» **TASK DIRECTIONS**
Each line that holds the word "Period" counts once; report the total and nothing else.

» **RECORD EXCERPTS**
--- start ---

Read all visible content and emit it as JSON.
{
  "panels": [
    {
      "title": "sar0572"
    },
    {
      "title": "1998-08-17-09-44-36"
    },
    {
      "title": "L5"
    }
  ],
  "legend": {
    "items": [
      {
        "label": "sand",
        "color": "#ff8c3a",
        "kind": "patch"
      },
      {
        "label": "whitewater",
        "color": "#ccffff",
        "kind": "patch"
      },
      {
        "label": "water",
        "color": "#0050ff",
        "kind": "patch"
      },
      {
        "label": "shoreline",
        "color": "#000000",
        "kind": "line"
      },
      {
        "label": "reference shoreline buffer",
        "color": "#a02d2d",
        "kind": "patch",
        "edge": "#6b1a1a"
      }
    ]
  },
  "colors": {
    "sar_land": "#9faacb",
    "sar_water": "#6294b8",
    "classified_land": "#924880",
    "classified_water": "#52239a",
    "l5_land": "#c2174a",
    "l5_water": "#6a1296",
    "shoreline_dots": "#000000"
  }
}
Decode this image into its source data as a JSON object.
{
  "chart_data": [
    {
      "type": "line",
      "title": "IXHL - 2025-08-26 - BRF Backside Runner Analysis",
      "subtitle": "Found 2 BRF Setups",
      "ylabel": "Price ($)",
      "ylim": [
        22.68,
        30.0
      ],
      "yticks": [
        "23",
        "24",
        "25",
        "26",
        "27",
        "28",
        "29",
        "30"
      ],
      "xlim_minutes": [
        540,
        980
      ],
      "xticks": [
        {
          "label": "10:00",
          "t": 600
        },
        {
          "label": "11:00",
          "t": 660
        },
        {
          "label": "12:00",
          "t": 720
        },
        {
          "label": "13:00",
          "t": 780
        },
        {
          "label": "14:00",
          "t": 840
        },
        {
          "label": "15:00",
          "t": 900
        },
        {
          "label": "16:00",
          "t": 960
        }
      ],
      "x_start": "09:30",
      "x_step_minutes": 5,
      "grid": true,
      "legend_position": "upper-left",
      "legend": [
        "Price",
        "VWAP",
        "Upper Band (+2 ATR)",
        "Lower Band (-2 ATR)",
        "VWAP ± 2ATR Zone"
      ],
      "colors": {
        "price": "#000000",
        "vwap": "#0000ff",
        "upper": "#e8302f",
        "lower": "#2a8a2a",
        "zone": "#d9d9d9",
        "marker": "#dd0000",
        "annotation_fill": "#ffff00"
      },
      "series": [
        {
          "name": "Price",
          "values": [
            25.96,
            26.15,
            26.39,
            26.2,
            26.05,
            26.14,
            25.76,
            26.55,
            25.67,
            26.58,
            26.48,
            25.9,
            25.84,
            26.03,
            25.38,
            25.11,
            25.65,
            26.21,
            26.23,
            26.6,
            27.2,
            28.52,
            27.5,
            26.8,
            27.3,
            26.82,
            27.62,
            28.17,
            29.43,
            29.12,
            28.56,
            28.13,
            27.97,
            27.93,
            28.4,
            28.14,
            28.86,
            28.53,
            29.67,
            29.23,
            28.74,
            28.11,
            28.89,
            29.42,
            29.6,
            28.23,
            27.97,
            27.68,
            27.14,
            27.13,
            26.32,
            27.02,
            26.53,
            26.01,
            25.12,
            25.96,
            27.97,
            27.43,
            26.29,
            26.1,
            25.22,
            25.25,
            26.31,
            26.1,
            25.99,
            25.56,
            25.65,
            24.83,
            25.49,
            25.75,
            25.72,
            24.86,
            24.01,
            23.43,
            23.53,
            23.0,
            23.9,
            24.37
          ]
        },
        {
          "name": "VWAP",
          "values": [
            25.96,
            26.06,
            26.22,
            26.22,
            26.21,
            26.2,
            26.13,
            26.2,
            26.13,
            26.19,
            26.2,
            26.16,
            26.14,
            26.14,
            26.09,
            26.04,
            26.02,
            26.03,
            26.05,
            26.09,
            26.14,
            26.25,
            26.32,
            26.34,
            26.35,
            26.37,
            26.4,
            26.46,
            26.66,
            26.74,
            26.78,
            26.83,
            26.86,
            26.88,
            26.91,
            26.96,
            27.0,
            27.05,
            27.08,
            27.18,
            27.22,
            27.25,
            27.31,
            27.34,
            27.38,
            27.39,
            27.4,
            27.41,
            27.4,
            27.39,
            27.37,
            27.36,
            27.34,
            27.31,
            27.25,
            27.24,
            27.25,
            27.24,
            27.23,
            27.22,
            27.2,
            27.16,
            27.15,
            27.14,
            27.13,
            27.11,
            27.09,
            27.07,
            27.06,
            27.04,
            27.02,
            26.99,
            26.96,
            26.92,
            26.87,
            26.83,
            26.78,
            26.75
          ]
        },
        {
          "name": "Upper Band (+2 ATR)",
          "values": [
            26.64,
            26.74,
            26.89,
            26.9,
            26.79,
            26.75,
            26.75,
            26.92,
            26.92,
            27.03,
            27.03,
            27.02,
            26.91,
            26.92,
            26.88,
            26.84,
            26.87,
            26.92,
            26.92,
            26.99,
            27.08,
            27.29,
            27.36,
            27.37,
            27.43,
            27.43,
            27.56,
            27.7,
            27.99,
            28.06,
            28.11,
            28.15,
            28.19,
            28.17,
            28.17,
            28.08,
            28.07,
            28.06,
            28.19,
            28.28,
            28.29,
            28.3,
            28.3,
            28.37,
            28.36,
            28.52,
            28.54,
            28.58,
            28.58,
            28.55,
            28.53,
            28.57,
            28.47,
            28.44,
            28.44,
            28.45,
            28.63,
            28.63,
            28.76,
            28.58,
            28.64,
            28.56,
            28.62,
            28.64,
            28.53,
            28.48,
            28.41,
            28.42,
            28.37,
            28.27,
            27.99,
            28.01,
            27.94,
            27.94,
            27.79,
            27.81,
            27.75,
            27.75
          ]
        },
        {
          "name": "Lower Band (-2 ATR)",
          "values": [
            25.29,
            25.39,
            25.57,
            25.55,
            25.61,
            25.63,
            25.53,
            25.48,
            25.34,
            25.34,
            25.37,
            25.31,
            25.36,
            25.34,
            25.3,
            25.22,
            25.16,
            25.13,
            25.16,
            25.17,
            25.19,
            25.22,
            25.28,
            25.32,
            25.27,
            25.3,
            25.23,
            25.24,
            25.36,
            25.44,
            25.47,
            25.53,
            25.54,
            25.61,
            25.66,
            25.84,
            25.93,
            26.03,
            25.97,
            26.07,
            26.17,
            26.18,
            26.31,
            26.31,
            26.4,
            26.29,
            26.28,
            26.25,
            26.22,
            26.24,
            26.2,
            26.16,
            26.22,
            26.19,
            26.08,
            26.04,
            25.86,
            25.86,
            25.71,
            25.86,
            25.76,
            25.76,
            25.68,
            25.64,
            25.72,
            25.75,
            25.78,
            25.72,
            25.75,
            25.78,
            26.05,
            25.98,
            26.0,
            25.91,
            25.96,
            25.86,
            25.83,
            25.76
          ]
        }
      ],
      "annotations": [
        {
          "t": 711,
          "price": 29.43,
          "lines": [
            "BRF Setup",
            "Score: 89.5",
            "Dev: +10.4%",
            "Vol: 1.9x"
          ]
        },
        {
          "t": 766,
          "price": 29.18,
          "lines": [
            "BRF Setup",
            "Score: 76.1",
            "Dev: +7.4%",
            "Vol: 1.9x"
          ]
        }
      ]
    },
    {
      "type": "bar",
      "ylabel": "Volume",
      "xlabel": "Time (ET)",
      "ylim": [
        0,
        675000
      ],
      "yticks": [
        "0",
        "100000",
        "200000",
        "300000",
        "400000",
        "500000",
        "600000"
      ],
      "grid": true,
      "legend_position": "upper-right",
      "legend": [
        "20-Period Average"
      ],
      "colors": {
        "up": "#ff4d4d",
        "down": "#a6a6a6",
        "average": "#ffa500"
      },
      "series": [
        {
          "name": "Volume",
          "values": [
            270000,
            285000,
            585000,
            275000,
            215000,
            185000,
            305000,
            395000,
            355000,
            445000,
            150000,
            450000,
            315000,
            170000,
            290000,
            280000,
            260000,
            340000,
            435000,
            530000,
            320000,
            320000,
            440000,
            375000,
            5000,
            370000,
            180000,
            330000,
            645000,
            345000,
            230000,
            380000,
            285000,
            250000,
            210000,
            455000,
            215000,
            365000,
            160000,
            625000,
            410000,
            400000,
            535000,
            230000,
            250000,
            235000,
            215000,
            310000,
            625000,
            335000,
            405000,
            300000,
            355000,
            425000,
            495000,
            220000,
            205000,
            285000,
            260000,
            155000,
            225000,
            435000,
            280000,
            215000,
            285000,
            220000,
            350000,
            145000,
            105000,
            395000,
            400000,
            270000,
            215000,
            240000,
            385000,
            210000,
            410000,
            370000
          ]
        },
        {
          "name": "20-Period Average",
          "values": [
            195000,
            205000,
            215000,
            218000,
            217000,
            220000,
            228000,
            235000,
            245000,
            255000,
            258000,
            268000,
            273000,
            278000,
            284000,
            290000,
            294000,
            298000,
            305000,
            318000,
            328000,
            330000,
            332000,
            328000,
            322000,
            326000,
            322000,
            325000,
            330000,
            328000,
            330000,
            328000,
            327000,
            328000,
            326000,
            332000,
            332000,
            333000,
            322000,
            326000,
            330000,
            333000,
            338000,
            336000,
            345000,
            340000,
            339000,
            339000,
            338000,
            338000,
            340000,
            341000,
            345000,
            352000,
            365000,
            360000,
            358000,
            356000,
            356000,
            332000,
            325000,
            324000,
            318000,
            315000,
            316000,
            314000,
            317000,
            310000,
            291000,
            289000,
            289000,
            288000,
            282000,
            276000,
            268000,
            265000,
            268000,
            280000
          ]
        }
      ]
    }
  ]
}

--- end ---

» **SOLUTION TO THE EXERCISE**
2